## Exercise requirements
Collect all lines containing the word "личности" from the data.

## Records for processing
** Start **
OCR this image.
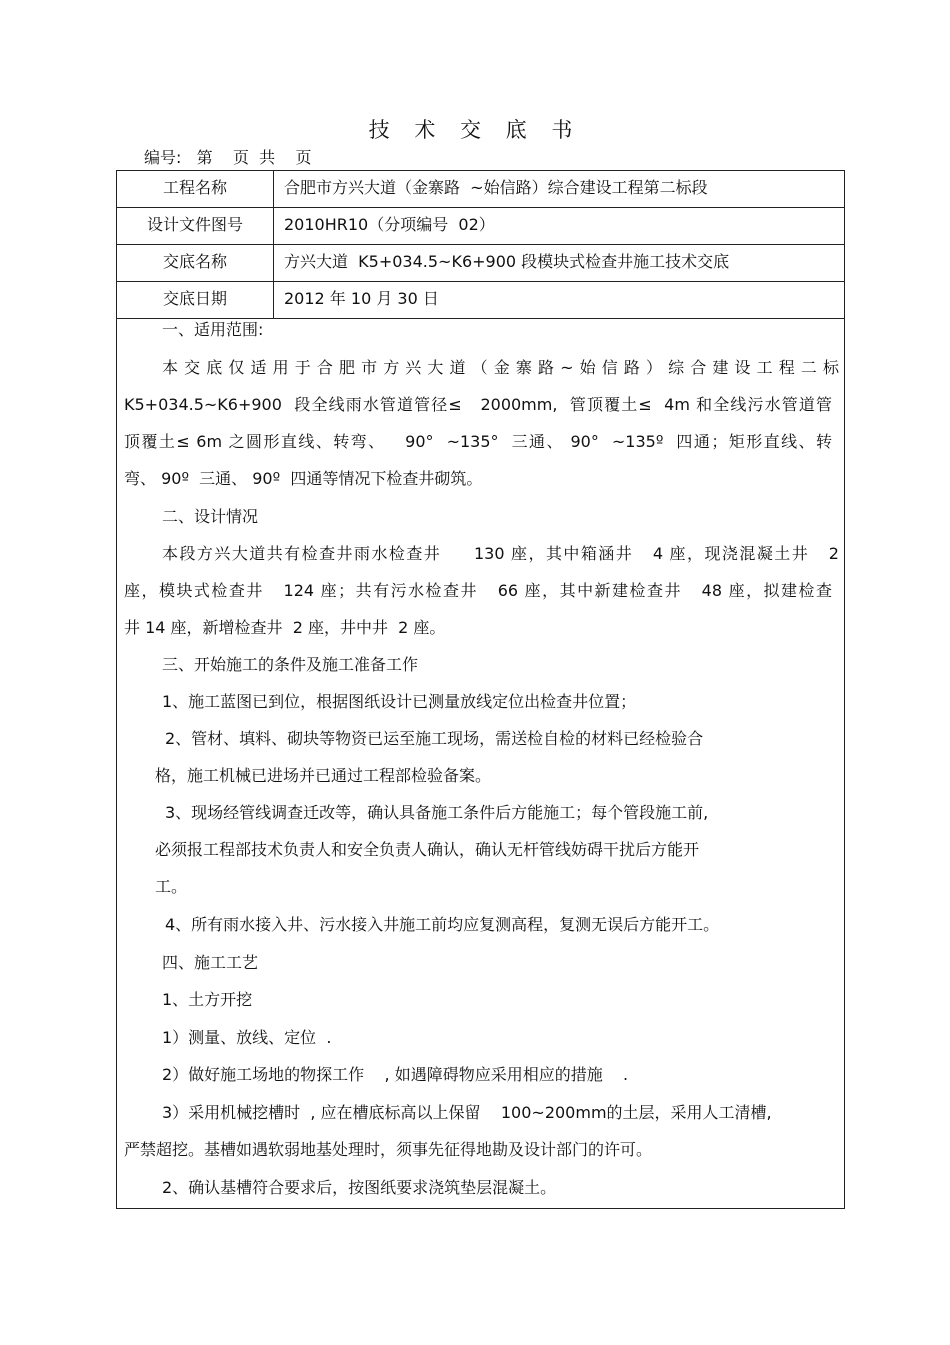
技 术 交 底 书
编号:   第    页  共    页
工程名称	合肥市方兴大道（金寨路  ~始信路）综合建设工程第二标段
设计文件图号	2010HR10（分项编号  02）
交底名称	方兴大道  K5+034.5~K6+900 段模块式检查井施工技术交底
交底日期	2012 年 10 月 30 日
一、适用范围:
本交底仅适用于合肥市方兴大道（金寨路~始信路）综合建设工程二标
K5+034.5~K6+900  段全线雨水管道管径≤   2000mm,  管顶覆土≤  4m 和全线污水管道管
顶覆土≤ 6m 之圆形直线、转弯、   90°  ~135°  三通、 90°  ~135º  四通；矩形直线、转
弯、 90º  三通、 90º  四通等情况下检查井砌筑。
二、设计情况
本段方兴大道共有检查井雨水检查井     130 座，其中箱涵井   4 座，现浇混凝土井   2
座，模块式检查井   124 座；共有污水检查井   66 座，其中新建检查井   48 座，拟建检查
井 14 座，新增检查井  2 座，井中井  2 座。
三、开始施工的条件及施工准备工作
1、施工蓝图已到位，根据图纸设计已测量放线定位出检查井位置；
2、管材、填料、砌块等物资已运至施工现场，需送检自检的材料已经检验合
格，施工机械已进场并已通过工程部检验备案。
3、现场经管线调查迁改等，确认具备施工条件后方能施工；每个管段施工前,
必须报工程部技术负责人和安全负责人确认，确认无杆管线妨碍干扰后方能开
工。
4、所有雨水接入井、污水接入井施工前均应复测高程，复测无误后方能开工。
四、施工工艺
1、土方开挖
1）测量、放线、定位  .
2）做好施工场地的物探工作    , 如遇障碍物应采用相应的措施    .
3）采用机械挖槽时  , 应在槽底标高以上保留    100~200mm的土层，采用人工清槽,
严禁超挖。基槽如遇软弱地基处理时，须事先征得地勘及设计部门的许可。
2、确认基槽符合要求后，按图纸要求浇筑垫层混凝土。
** End **
** Start **
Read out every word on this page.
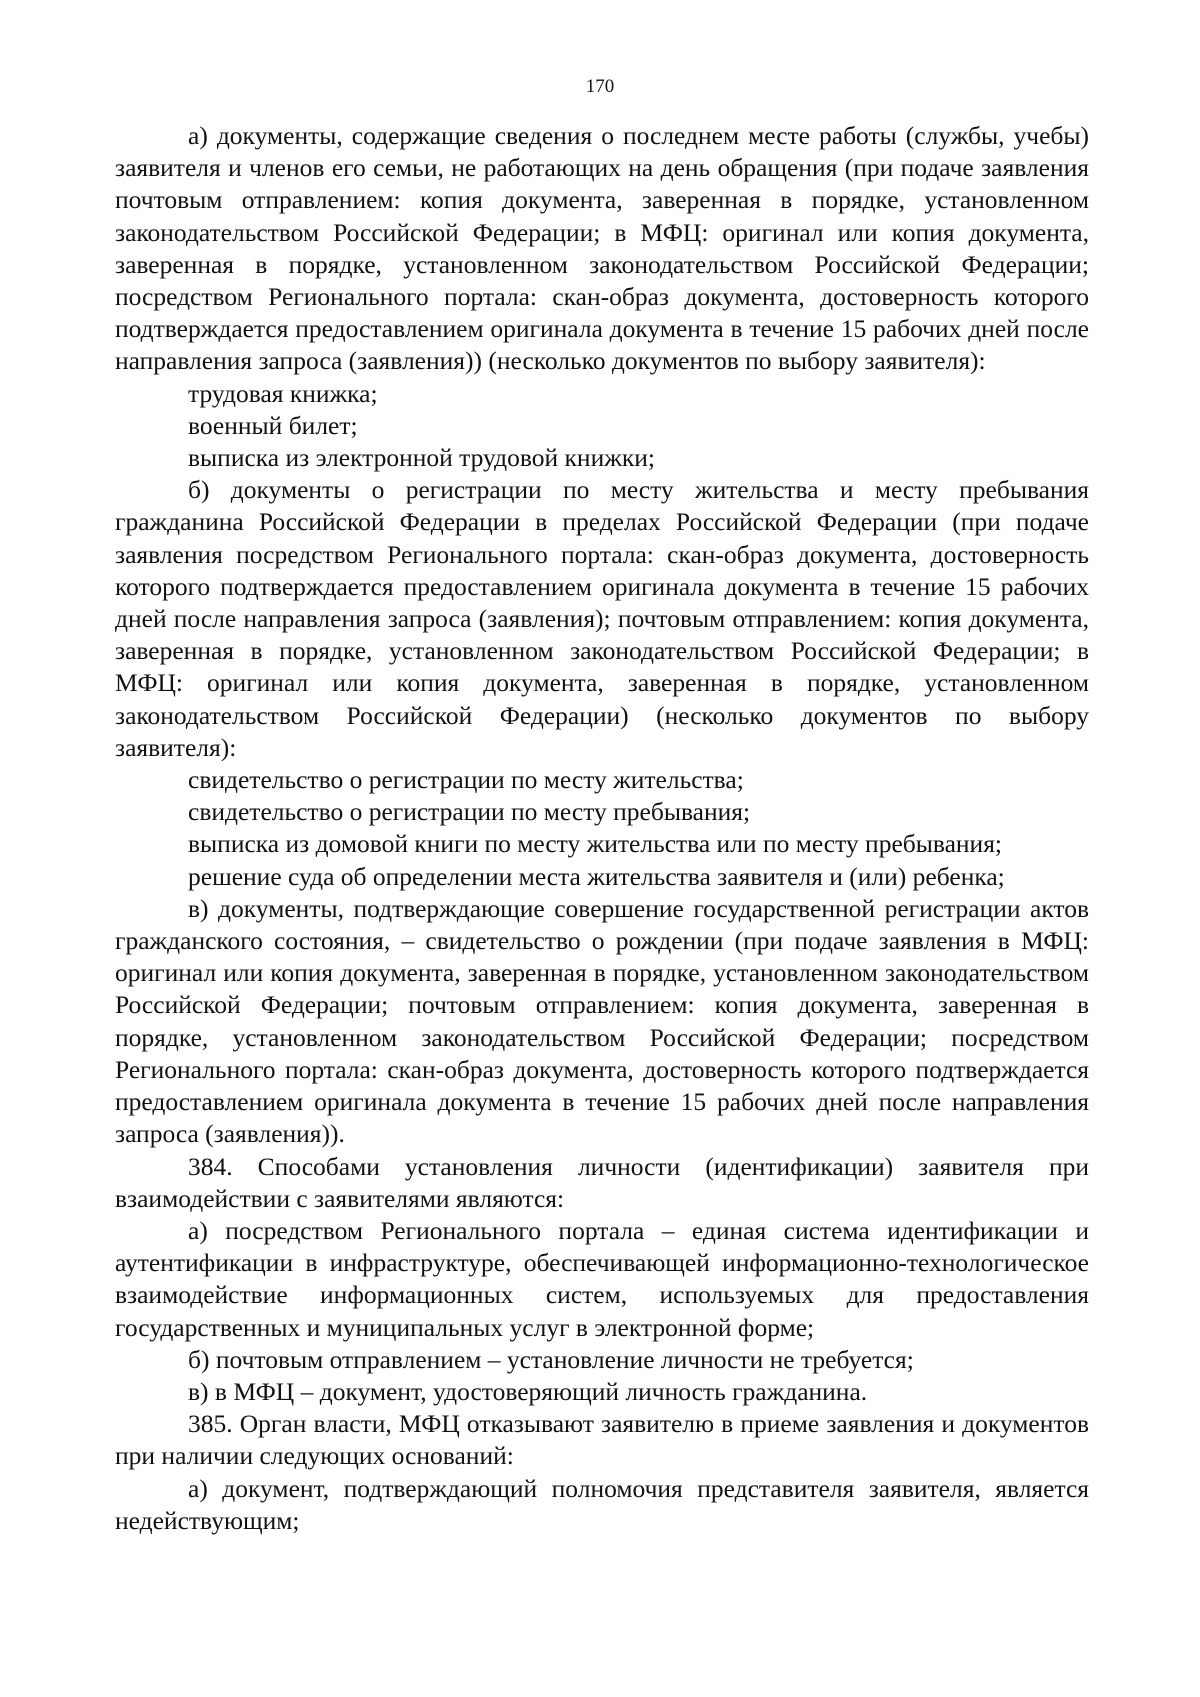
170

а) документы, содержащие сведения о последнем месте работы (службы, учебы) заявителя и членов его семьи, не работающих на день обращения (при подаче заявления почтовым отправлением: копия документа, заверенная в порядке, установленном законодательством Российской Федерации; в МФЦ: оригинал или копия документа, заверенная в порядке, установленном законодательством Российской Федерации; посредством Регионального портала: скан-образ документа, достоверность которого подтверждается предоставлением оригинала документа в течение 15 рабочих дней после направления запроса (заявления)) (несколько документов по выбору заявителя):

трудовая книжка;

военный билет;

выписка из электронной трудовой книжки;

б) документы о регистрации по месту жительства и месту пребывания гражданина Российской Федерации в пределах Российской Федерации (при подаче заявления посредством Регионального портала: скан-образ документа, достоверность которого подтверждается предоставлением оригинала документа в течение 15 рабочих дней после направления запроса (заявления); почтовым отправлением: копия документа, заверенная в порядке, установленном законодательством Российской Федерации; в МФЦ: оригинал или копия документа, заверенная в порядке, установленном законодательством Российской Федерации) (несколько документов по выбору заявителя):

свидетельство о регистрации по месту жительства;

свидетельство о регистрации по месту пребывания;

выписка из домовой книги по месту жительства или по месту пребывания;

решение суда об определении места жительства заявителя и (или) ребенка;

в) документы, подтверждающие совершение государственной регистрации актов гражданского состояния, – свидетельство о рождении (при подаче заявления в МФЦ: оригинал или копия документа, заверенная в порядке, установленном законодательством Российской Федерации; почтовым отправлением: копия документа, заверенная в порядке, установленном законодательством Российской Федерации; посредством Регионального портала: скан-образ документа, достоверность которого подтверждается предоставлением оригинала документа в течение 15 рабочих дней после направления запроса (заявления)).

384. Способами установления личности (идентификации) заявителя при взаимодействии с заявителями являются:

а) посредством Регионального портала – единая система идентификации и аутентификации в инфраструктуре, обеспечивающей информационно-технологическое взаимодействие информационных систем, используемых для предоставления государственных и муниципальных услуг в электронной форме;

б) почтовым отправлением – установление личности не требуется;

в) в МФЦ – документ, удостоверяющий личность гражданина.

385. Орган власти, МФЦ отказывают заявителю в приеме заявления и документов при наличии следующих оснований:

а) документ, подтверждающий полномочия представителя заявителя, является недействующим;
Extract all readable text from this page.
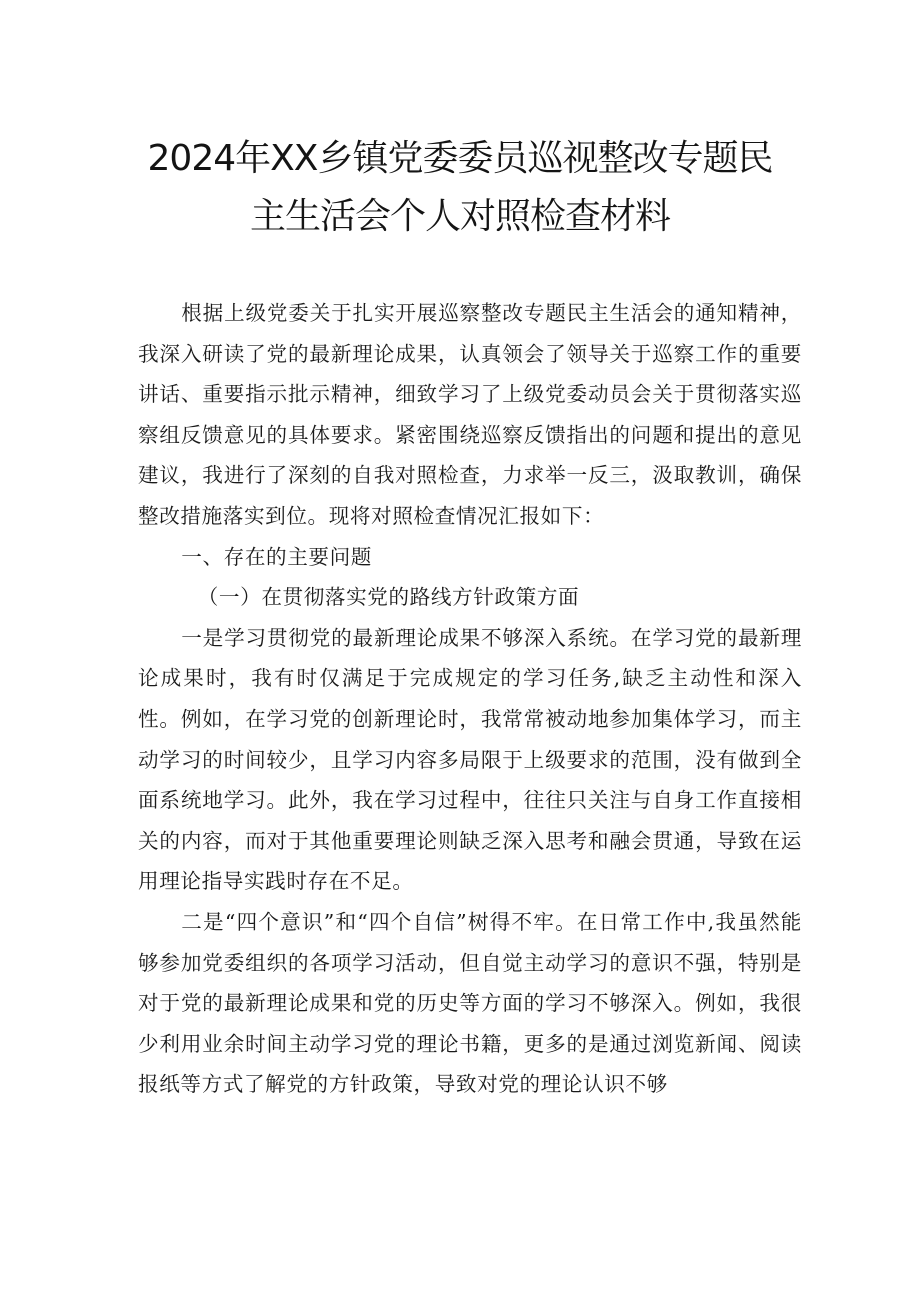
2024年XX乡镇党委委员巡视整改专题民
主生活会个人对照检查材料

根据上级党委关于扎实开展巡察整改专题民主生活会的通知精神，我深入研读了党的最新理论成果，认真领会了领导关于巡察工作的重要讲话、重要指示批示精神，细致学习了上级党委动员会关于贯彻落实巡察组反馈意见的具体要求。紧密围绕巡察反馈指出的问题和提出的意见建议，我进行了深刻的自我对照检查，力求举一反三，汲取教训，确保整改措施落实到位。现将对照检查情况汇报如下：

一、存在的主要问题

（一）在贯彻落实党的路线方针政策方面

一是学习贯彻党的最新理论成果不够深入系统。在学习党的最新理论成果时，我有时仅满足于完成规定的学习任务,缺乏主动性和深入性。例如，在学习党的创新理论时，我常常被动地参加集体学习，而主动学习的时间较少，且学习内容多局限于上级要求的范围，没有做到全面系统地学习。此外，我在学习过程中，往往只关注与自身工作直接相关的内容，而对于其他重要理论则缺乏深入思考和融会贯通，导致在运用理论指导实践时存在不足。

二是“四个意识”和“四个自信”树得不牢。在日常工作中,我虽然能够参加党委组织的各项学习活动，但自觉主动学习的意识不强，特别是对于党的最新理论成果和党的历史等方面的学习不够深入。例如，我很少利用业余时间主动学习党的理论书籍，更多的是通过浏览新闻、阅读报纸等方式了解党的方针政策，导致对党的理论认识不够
** End **
## Exercise response
384. Способами установления личности (идентификации) заявителя при взаимодействии с заявителями являются:
б) почтовым отправлением – установление личности не требуется;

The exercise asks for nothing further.